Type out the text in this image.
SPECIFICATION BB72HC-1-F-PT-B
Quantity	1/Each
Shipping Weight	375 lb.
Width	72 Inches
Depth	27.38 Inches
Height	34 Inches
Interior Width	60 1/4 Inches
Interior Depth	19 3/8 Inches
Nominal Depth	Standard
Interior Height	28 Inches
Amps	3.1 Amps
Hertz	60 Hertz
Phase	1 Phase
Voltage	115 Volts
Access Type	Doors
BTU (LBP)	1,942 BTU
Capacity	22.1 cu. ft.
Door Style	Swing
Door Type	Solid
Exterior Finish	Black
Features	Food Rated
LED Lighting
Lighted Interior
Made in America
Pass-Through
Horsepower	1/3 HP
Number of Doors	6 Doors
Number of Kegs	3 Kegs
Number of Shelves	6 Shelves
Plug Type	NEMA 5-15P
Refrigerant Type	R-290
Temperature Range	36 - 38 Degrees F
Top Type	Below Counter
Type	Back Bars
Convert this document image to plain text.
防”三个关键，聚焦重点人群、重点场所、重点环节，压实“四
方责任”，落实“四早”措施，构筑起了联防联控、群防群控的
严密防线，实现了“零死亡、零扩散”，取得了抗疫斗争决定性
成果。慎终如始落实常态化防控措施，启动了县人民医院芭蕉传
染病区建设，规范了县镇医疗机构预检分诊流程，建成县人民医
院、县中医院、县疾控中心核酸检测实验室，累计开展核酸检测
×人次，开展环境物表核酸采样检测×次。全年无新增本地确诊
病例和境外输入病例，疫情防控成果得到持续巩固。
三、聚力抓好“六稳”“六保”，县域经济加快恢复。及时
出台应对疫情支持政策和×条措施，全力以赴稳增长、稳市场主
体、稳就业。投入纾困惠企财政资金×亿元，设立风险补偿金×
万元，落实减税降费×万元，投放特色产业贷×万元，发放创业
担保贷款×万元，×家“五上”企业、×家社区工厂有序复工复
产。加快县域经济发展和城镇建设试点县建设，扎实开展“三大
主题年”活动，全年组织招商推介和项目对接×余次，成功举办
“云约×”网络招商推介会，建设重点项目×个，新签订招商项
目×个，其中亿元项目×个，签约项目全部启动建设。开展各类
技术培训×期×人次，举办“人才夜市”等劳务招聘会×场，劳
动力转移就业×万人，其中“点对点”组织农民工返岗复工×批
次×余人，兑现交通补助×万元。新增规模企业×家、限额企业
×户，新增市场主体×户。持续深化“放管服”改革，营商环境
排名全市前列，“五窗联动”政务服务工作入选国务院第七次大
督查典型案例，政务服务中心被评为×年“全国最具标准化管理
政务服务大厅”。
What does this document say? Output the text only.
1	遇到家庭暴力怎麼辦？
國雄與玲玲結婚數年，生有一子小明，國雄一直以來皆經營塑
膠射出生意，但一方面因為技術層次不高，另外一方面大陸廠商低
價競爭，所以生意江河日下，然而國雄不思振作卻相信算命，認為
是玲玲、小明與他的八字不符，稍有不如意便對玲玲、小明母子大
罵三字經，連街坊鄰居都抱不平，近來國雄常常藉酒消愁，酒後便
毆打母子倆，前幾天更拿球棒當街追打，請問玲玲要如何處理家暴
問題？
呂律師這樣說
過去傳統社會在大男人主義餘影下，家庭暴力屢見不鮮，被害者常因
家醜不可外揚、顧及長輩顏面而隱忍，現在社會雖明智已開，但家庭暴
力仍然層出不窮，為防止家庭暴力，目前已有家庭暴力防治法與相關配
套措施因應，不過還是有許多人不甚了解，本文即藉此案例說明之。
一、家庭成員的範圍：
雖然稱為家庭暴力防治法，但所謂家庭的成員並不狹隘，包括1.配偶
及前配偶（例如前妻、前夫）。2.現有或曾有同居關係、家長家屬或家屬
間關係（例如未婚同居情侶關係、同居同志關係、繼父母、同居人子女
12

▬▬▬▬▬▬

Written instruction = The entries above must be returned in full, exactly as shown.

Response =
Type out the text in this image.
SPECIFICATION BB72HC-1-F-PT-B
Quantity	1/Each
Shipping Weight	375 lb.
Width	72 Inches
Depth	27.38 Inches
Height	34 Inches
Interior Width	60 1/4 Inches
Interior Depth	19 3/8 Inches
Nominal Depth	Standard
Interior Height	28 Inches
Amps	3.1 Amps
Hertz	60 Hertz
Phase	1 Phase
Voltage	115 Volts
Access Type	Doors
BTU (LBP)	1,942 BTU
Capacity	22.1 cu. ft.
Door Style	Swing
Door Type	Solid
Exterior Finish	Black
Features	Food Rated
LED Lighting
Lighted Interior
Made in America
Pass-Through
Horsepower	1/3 HP
Number of Doors	6 Doors
Number of Kegs	3 Kegs
Number of Shelves	6 Shelves
Plug Type	NEMA 5-15P
Refrigerant Type	R-290
Temperature Range	36 - 38 Degrees F
Top Type	Below Counter
Type	Back Bars
Convert this document image to plain text.
防”三个关键，聚焦重点人群、重点场所、重点环节，压实“四
方责任”，落实“四早”措施，构筑起了联防联控、群防群控的
严密防线，实现了“零死亡、零扩散”，取得了抗疫斗争决定性
成果。慎终如始落实常态化防控措施，启动了县人民医院芭蕉传
染病区建设，规范了县镇医疗机构预检分诊流程，建成县人民医
院、县中医院、县疾控中心核酸检测实验室，累计开展核酸检测
×人次，开展环境物表核酸采样检测×次。全年无新增本地确诊
病例和境外输入病例，疫情防控成果得到持续巩固。
三、聚力抓好“六稳”“六保”，县域经济加快恢复。及时
出台应对疫情支持政策和×条措施，全力以赴稳增长、稳市场主
体、稳就业。投入纾困惠企财政资金×亿元，设立风险补偿金×
万元，落实减税降费×万元，投放特色产业贷×万元，发放创业
担保贷款×万元，×家“五上”企业、×家社区工厂有序复工复
产。加快县域经济发展和城镇建设试点县建设，扎实开展“三大
主题年”活动，全年组织招商推介和项目对接×余次，成功举办
“云约×”网络招商推介会，建设重点项目×个，新签订招商项
目×个，其中亿元项目×个，签约项目全部启动建设。开展各类
技术培训×期×人次，举办“人才夜市”等劳务招聘会×场，劳
动力转移就业×万人，其中“点对点”组织农民工返岗复工×批
次×余人，兑现交通补助×万元。新增规模企业×家、限额企业
×户，新增市场主体×户。持续深化“放管服”改革，营商环境
排名全市前列，“五窗联动”政务服务工作入选国务院第七次大
督查典型案例，政务服务中心被评为×年“全国最具标准化管理
政务服务大厅”。
What does this document say? Output the text only.
1	遇到家庭暴力怎麼辦？
國雄與玲玲結婚數年，生有一子小明，國雄一直以來皆經營塑
膠射出生意，但一方面因為技術層次不高，另外一方面大陸廠商低
價競爭，所以生意江河日下，然而國雄不思振作卻相信算命，認為
是玲玲、小明與他的八字不符，稍有不如意便對玲玲、小明母子大
罵三字經，連街坊鄰居都抱不平，近來國雄常常藉酒消愁，酒後便
毆打母子倆，前幾天更拿球棒當街追打，請問玲玲要如何處理家暴
問題？
呂律師這樣說
過去傳統社會在大男人主義餘影下，家庭暴力屢見不鮮，被害者常因
家醜不可外揚、顧及長輩顏面而隱忍，現在社會雖明智已開，但家庭暴
力仍然層出不窮，為防止家庭暴力，目前已有家庭暴力防治法與相關配
套措施因應，不過還是有許多人不甚了解，本文即藉此案例說明之。
一、家庭成員的範圍：
雖然稱為家庭暴力防治法，但所謂家庭的成員並不狹隘，包括1.配偶
及前配偶（例如前妻、前夫）。2.現有或曾有同居關係、家長家屬或家屬
間關係（例如未婚同居情侶關係、同居同志關係、繼父母、同居人子女
12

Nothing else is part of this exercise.